Exercise A = Return the passage of the Transylvania text from "Transylvania (Romanian: Transilvania" to "towards Pannonian plain.", copied word for word.
Exercise B = Which city does the Transylvania text call the chief city?

Extract =
## BEGIN

Transylvania (Romanian: Transilvania or Ardeal, Hungarian: Erdély, German: Siebenbürgen, Serbian: Transilvanija, Turkish: Erdel, Slovak: Sedmohradsko or Transylvania, Polish: Siedmiogród) is a historic region that forms the western and the central parts of Romania.

Contents

Geography

Map of Romania with Transylvania in yellow
Map of Romania with Transylvania in yellow

Transylvania comprises the regions of Maramureş, Banat, Crişana and Ardeal (proper Transylvania). Constituting the center and western parts of Romania, it borders Ukraine in the north, Hungary in the west, and Serbia in south-west. A high plateau inside the Carpathian mountain ranges, Transylvania's relief sweetens towards Pannonian plain.

The Transylvanian plateau, 300 to 500 metres (1,000-1,600 feet) high, is drained by the Mureş river, the Someş river, Criş rivers, Olt river and other tributaries of the Danube. Cluj-Napoca is the chief city; other major urban centers are Timişoara, Braşov, Oradea, Sibiu and Târgu-Mureş.

## END

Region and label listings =
## BEGIN

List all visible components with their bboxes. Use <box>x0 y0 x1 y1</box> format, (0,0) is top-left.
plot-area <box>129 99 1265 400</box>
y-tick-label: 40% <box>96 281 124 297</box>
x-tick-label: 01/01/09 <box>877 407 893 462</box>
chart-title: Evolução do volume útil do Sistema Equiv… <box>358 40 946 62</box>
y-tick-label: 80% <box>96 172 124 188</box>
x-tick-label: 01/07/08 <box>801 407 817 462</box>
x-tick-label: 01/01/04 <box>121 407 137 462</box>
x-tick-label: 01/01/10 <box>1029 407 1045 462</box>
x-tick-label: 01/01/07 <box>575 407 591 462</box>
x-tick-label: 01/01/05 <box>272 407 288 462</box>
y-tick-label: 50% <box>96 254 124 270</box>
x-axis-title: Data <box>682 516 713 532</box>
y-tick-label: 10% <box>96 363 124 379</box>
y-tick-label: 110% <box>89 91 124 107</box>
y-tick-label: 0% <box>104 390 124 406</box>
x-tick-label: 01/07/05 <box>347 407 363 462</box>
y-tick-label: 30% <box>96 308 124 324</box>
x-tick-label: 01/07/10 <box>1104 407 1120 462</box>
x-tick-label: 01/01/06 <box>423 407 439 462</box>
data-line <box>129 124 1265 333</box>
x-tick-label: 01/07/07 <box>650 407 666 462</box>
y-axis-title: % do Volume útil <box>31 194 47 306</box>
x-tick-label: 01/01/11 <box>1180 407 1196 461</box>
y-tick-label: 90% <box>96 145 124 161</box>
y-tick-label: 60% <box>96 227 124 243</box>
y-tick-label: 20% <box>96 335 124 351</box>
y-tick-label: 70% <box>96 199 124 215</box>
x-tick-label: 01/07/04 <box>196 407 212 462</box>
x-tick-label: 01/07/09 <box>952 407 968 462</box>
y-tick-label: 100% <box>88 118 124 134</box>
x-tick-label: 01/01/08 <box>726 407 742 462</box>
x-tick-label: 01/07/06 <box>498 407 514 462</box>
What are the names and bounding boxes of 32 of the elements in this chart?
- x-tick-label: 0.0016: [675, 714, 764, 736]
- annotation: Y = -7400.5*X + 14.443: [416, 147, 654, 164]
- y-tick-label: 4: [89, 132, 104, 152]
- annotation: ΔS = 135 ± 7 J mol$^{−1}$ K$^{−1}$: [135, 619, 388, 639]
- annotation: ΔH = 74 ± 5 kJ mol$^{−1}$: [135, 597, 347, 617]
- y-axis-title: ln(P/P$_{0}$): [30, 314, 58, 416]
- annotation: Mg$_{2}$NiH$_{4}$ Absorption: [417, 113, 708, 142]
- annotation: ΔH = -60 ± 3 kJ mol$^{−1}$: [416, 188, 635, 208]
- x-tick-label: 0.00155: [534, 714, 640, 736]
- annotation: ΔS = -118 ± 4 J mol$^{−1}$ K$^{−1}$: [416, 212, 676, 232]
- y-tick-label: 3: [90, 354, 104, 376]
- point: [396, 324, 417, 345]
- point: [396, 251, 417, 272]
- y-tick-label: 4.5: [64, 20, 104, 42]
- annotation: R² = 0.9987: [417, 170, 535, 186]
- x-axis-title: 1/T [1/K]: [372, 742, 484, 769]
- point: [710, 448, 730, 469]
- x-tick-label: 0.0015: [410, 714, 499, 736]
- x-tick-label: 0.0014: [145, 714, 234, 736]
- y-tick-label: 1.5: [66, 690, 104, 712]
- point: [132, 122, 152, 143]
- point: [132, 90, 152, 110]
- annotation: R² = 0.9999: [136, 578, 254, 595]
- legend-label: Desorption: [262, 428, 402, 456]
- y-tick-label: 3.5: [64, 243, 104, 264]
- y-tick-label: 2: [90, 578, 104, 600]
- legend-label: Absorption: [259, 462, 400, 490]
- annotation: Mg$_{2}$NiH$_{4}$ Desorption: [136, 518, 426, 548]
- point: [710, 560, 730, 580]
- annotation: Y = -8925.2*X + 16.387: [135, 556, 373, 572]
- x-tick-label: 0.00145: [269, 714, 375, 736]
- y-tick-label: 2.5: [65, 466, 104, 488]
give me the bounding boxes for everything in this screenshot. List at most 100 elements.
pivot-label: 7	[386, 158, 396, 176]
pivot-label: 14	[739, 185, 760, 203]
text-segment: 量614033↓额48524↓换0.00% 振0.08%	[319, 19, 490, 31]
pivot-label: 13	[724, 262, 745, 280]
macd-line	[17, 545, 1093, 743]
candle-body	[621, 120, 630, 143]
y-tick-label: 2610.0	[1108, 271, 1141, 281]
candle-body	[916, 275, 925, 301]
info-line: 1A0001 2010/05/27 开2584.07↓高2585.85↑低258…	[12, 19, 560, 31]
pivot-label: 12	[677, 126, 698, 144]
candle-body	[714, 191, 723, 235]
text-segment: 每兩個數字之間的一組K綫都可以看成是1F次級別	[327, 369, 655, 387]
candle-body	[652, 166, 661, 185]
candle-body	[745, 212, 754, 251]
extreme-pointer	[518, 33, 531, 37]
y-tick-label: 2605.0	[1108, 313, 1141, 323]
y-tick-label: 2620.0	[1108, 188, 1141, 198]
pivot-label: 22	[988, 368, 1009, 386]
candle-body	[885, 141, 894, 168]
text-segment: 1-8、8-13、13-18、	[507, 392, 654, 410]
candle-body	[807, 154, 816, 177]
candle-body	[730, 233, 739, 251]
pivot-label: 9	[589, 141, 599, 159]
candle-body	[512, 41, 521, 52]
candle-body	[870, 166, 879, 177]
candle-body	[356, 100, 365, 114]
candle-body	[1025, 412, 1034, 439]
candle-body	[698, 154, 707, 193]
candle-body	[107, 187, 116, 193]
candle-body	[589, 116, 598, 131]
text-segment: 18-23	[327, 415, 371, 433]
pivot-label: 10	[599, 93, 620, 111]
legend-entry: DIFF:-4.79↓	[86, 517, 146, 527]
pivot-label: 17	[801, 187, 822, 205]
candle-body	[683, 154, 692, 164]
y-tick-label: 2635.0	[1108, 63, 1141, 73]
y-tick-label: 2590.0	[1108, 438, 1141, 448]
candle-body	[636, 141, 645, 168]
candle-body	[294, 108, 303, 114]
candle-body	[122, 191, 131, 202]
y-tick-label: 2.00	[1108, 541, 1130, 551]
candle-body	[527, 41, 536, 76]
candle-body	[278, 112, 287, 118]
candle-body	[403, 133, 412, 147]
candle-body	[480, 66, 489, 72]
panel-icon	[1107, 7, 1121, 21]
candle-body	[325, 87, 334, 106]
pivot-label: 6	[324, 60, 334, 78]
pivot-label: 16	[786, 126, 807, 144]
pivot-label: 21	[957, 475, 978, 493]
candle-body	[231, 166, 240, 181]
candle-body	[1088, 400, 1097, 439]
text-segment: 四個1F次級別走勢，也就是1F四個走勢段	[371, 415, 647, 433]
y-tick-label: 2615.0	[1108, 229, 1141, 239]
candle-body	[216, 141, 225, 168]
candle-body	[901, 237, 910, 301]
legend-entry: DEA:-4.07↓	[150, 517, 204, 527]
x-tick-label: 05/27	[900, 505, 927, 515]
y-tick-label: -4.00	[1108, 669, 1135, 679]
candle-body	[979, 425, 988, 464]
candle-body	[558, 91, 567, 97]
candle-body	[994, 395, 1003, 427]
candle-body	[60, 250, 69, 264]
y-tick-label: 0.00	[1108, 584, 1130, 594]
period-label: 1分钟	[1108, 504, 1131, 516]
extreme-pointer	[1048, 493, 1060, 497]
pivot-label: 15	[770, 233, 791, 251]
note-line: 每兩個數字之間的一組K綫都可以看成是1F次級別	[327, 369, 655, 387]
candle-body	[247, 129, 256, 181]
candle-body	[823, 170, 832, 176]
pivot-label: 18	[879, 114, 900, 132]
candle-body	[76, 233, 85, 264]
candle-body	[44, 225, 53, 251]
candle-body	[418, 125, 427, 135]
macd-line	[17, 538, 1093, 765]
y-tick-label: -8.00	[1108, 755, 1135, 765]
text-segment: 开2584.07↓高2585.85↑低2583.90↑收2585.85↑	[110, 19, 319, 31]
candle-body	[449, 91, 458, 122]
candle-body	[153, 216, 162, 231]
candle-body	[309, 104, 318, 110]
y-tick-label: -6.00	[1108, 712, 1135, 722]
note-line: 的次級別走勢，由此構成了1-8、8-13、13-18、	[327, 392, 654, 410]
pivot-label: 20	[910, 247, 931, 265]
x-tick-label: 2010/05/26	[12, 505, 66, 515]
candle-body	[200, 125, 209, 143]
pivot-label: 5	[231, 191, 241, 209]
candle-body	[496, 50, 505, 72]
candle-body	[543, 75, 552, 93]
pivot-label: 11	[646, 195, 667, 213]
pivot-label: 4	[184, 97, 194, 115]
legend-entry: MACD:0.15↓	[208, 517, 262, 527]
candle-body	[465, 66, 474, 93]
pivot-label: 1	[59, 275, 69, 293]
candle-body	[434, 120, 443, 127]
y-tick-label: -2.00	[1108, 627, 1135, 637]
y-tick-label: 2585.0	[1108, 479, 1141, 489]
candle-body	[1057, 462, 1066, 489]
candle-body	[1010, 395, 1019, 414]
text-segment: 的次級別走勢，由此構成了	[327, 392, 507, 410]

## END

Exercise response A =
Transylvania (Romanian: Transilvania or Ardeal, Hungarian: Erdély, German: Siebenbürgen, Serbian: Transilvanija, Turkish: Erdel, Slovak: Sedmohradsko or Transylvania, Polish: Siedmiogród) is a historic region that forms the western and the central parts of Romania.

Contents

Geography

Map of Romania with Transylvania in yellow
Map of Romania with Transylvania in yellow

Transylvania comprises the regions of Maramureş, Banat, Crişana and Ardeal (proper Transylvania). Constituting the center and western parts of Romania, it borders Ukraine in the north, Hungary in the west, and Serbia in south-west. A high plateau inside the Carpathian mountain ranges, Transylvania's relief sweetens towards Pannonian plain.

Exercise response B = Cluj-Napoca